**** Task input
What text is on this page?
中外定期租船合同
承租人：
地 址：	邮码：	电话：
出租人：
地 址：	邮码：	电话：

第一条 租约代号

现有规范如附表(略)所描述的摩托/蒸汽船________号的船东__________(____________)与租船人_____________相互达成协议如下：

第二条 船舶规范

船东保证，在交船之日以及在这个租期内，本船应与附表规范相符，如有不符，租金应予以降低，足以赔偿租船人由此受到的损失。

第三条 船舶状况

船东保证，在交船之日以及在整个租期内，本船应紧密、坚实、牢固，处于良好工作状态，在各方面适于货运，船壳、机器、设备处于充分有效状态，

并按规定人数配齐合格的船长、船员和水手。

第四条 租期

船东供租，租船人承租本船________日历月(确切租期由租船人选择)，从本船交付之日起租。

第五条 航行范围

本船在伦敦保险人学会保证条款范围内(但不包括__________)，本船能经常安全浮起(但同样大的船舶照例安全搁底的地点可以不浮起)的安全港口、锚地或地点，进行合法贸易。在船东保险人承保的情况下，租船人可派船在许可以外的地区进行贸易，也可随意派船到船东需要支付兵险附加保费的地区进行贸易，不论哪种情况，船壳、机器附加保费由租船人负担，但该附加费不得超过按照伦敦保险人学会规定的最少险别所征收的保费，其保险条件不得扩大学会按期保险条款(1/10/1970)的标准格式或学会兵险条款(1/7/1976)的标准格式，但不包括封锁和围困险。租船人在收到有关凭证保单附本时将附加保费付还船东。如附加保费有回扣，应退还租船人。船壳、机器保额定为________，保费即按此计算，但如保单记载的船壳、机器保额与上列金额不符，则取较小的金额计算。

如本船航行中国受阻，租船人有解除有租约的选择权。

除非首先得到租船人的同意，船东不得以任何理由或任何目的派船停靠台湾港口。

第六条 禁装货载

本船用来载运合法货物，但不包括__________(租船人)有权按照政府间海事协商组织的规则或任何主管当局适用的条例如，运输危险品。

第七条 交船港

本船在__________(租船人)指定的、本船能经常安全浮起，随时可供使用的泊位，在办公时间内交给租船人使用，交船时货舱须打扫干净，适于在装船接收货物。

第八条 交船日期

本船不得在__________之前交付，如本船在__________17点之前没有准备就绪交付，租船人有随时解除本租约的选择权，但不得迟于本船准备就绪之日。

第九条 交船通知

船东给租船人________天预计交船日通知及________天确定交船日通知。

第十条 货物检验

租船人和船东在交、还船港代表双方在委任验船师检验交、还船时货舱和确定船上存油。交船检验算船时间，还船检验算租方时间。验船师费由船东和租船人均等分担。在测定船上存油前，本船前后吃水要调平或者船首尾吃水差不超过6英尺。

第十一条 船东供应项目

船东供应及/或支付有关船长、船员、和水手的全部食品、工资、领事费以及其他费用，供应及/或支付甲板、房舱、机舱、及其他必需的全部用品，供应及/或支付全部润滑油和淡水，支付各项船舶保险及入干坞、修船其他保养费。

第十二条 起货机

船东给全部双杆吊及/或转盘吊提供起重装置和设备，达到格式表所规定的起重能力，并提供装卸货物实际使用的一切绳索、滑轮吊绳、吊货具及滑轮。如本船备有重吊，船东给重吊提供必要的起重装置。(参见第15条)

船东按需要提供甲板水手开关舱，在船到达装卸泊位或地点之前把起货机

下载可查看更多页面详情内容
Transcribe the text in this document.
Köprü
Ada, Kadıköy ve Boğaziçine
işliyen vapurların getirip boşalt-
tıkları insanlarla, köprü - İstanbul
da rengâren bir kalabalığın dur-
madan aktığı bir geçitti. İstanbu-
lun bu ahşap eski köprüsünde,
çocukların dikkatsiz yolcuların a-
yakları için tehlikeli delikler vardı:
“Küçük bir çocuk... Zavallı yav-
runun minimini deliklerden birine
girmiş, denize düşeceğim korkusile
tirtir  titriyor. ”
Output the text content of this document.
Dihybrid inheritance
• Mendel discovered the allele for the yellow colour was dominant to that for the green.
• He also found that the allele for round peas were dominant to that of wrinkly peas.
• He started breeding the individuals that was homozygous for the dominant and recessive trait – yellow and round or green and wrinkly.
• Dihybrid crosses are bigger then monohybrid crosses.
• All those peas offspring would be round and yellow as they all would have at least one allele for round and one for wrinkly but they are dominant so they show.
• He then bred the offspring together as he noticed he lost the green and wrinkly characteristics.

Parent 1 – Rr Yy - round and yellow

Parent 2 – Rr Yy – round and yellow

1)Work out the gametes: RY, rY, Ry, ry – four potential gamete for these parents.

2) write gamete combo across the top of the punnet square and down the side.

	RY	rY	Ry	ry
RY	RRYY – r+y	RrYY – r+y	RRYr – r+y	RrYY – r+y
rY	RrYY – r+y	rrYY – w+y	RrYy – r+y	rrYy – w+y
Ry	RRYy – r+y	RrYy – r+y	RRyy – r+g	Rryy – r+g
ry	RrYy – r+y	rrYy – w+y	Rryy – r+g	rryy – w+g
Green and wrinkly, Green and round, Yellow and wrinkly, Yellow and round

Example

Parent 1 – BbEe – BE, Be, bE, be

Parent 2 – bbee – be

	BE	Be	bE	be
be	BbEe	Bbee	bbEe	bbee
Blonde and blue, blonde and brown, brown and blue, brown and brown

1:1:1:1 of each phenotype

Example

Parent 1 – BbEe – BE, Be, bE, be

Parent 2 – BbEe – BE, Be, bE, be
********
**What to do**
Copy all the records above precisely.

**Reply**
What text is on this page?
中外定期租船合同
承租人：
地 址：	邮码：	电话：
出租人：
地 址：	邮码：	电话：

第一条 租约代号

现有规范如附表(略)所描述的摩托/蒸汽船________号的船东__________(____________)与租船人_____________相互达成协议如下：

第二条 船舶规范

船东保证，在交船之日以及在这个租期内，本船应与附表规范相符，如有不符，租金应予以降低，足以赔偿租船人由此受到的损失。

第三条 船舶状况

船东保证，在交船之日以及在整个租期内，本船应紧密、坚实、牢固，处于良好工作状态，在各方面适于货运，船壳、机器、设备处于充分有效状态，

并按规定人数配齐合格的船长、船员和水手。

第四条 租期

船东供租，租船人承租本船________日历月(确切租期由租船人选择)，从本船交付之日起租。

第五条 航行范围

本船在伦敦保险人学会保证条款范围内(但不包括__________)，本船能经常安全浮起(但同样大的船舶照例安全搁底的地点可以不浮起)的安全港口、锚地或地点，进行合法贸易。在船东保险人承保的情况下，租船人可派船在许可以外的地区进行贸易，也可随意派船到船东需要支付兵险附加保费的地区进行贸易，不论哪种情况，船壳、机器附加保费由租船人负担，但该附加费不得超过按照伦敦保险人学会规定的最少险别所征收的保费，其保险条件不得扩大学会按期保险条款(1/10/1970)的标准格式或学会兵险条款(1/7/1976)的标准格式，但不包括封锁和围困险。租船人在收到有关凭证保单附本时将附加保费付还船东。如附加保费有回扣，应退还租船人。船壳、机器保额定为________，保费即按此计算，但如保单记载的船壳、机器保额与上列金额不符，则取较小的金额计算。

如本船航行中国受阻，租船人有解除有租约的选择权。

除非首先得到租船人的同意，船东不得以任何理由或任何目的派船停靠台湾港口。

第六条 禁装货载

本船用来载运合法货物，但不包括__________(租船人)有权按照政府间海事协商组织的规则或任何主管当局适用的条例如，运输危险品。

第七条 交船港

本船在__________(租船人)指定的、本船能经常安全浮起，随时可供使用的泊位，在办公时间内交给租船人使用，交船时货舱须打扫干净，适于在装船接收货物。

第八条 交船日期

本船不得在__________之前交付，如本船在__________17点之前没有准备就绪交付，租船人有随时解除本租约的选择权，但不得迟于本船准备就绪之日。

第九条 交船通知

船东给租船人________天预计交船日通知及________天确定交船日通知。

第十条 货物检验

租船人和船东在交、还船港代表双方在委任验船师检验交、还船时货舱和确定船上存油。交船检验算船时间，还船检验算租方时间。验船师费由船东和租船人均等分担。在测定船上存油前，本船前后吃水要调平或者船首尾吃水差不超过6英尺。

第十一条 船东供应项目

船东供应及/或支付有关船长、船员、和水手的全部食品、工资、领事费以及其他费用，供应及/或支付甲板、房舱、机舱、及其他必需的全部用品，供应及/或支付全部润滑油和淡水，支付各项船舶保险及入干坞、修船其他保养费。

第十二条 起货机

船东给全部双杆吊及/或转盘吊提供起重装置和设备，达到格式表所规定的起重能力，并提供装卸货物实际使用的一切绳索、滑轮吊绳、吊货具及滑轮。如本船备有重吊，船东给重吊提供必要的起重装置。(参见第15条)

船东按需要提供甲板水手开关舱，在船到达装卸泊位或地点之前把起货机

下载可查看更多页面详情内容
Transcribe the text in this document.
Köprü
Ada, Kadıköy ve Boğaziçine
işliyen vapurların getirip boşalt-
tıkları insanlarla, köprü - İstanbul
da rengâren bir kalabalığın dur-
madan aktığı bir geçitti. İstanbu-
lun bu ahşap eski köprüsünde,
çocukların dikkatsiz yolcuların a-
yakları için tehlikeli delikler vardı:
“Küçük bir çocuk... Zavallı yav-
runun minimini deliklerden birine
girmiş, denize düşeceğim korkusile
tirtir  titriyor. ”
Output the text content of this document.
Dihybrid inheritance
• Mendel discovered the allele for the yellow colour was dominant to that for the green.
• He also found that the allele for round peas were dominant to that of wrinkly peas.
• He started breeding the individuals that was homozygous for the dominant and recessive trait – yellow and round or green and wrinkly.
• Dihybrid crosses are bigger then monohybrid crosses.
• All those peas offspring would be round and yellow as they all would have at least one allele for round and one for wrinkly but they are dominant so they show.
• He then bred the offspring together as he noticed he lost the green and wrinkly characteristics.

Parent 1 – Rr Yy - round and yellow

Parent 2 – Rr Yy – round and yellow

1)Work out the gametes: RY, rY, Ry, ry – four potential gamete for these parents.

2) write gamete combo across the top of the punnet square and down the side.

	RY	rY	Ry	ry
RY	RRYY – r+y	RrYY – r+y	RRYr – r+y	RrYY – r+y
rY	RrYY – r+y	rrYY – w+y	RrYy – r+y	rrYy – w+y
Ry	RRYy – r+y	RrYy – r+y	RRyy – r+g	Rryy – r+g
ry	RrYy – r+y	rrYy – w+y	Rryy – r+g	rryy – w+g
Green and wrinkly, Green and round, Yellow and wrinkly, Yellow and round

Example

Parent 1 – BbEe – BE, Be, bE, be

Parent 2 – bbee – be

	BE	Be	bE	be
be	BbEe	Bbee	bbEe	bbee
Blonde and blue, blonde and brown, brown and blue, brown and brown

1:1:1:1 of each phenotype

Example

Parent 1 – BbEe – BE, Be, bE, be

Parent 2 – BbEe – BE, Be, bE, be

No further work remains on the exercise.